Records that describe figures:
==============================
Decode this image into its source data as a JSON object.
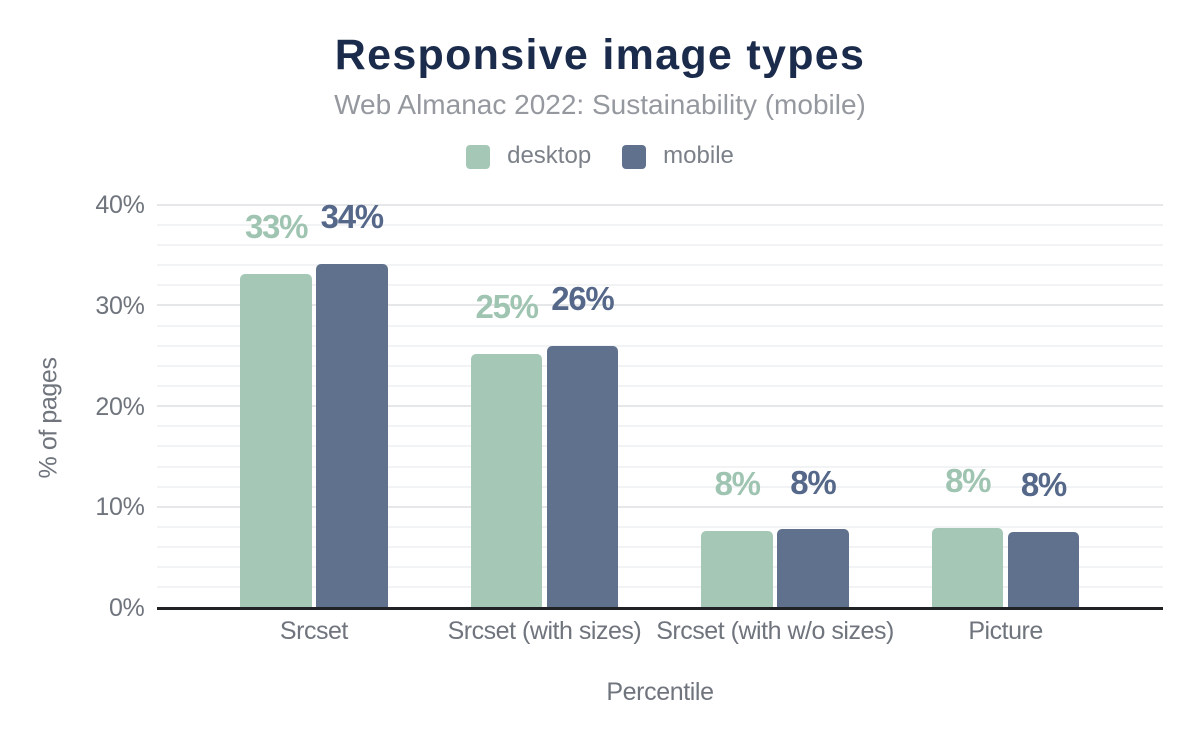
{
  "chart": {
    "title": "Responsive image types",
    "subtitle": "Web Almanac 2022: Sustainability (mobile)",
    "x_axis_title": "Percentile",
    "y_axis_title": "% of pages",
    "background_color": "#ffffff",
    "title_color": "#1b2b4b",
    "subtitle_color": "#95999f",
    "axis_text_color": "#6f747d",
    "legend_text_color": "#7c8189",
    "axis_line_color": "#202225",
    "major_gridline_color": "#e6e7e9",
    "minor_gridline_color": "#f2f3f4"
  },
  "chart_data": {
    "type": "bar",
    "title": "Responsive image types",
    "subtitle": "Web Almanac 2022: Sustainability (mobile)",
    "xlabel": "Percentile",
    "ylabel": "% of pages",
    "categories": [
      "Srcset",
      "Srcset (with sizes)",
      "Srcset (with w/o sizes)",
      "Picture"
    ],
    "series": [
      {
        "name": "desktop",
        "color": "#a5c8b6",
        "label_color": "#9fc4b1",
        "values": [
          33.1,
          25.2,
          7.6,
          7.9
        ],
        "labels": [
          "33%",
          "25%",
          "8%",
          "8%"
        ]
      },
      {
        "name": "mobile",
        "color": "#5f718c",
        "label_color": "#55688a",
        "values": [
          34.1,
          26.0,
          7.75,
          7.5
        ],
        "labels": [
          "34%",
          "26%",
          "8%",
          "8%"
        ]
      }
    ],
    "ylim": [
      0,
      40
    ],
    "yticks": [
      {
        "value": 0,
        "label": "0%"
      },
      {
        "value": 10,
        "label": "10%"
      },
      {
        "value": 20,
        "label": "20%"
      },
      {
        "value": 30,
        "label": "30%"
      },
      {
        "value": 40,
        "label": "40%"
      }
    ],
    "grid": {
      "major_step": 10,
      "minor_step": 2,
      "minor_on": true
    },
    "legend_position": "top"
  }
}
==============================
- **Required task**
Quote all of the entries word for word, omitting any pictures.

- **Response**
Decode this image into its source data as a JSON object.
{
  "chart": {
    "title": "Responsive image types",
    "subtitle": "Web Almanac 2022: Sustainability (mobile)",
    "x_axis_title": "Percentile",
    "y_axis_title": "% of pages",
    "background_color": "#ffffff",
    "title_color": "#1b2b4b",
    "subtitle_color": "#95999f",
    "axis_text_color": "#6f747d",
    "legend_text_color": "#7c8189",
    "axis_line_color": "#202225",
    "major_gridline_color": "#e6e7e9",
    "minor_gridline_color": "#f2f3f4"
  },
  "chart_data": {
    "type": "bar",
    "title": "Responsive image types",
    "subtitle": "Web Almanac 2022: Sustainability (mobile)",
    "xlabel": "Percentile",
    "ylabel": "% of pages",
    "categories": [
      "Srcset",
      "Srcset (with sizes)",
      "Srcset (with w/o sizes)",
      "Picture"
    ],
    "series": [
      {
        "name": "desktop",
        "color": "#a5c8b6",
        "label_color": "#9fc4b1",
        "values": [
          33.1,
          25.2,
          7.6,
          7.9
        ],
        "labels": [
          "33%",
          "25%",
          "8%",
          "8%"
        ]
      },
      {
        "name": "mobile",
        "color": "#5f718c",
        "label_color": "#55688a",
        "values": [
          34.1,
          26.0,
          7.75,
          7.5
        ],
        "labels": [
          "34%",
          "26%",
          "8%",
          "8%"
        ]
      }
    ],
    "ylim": [
      0,
      40
    ],
    "yticks": [
      {
        "value": 0,
        "label": "0%"
      },
      {
        "value": 10,
        "label": "10%"
      },
      {
        "value": 20,
        "label": "20%"
      },
      {
        "value": 30,
        "label": "30%"
      },
      {
        "value": 40,
        "label": "40%"
      }
    ],
    "grid": {
      "major_step": 10,
      "minor_step": 2,
      "minor_on": true
    },
    "legend_position": "top"
  }
}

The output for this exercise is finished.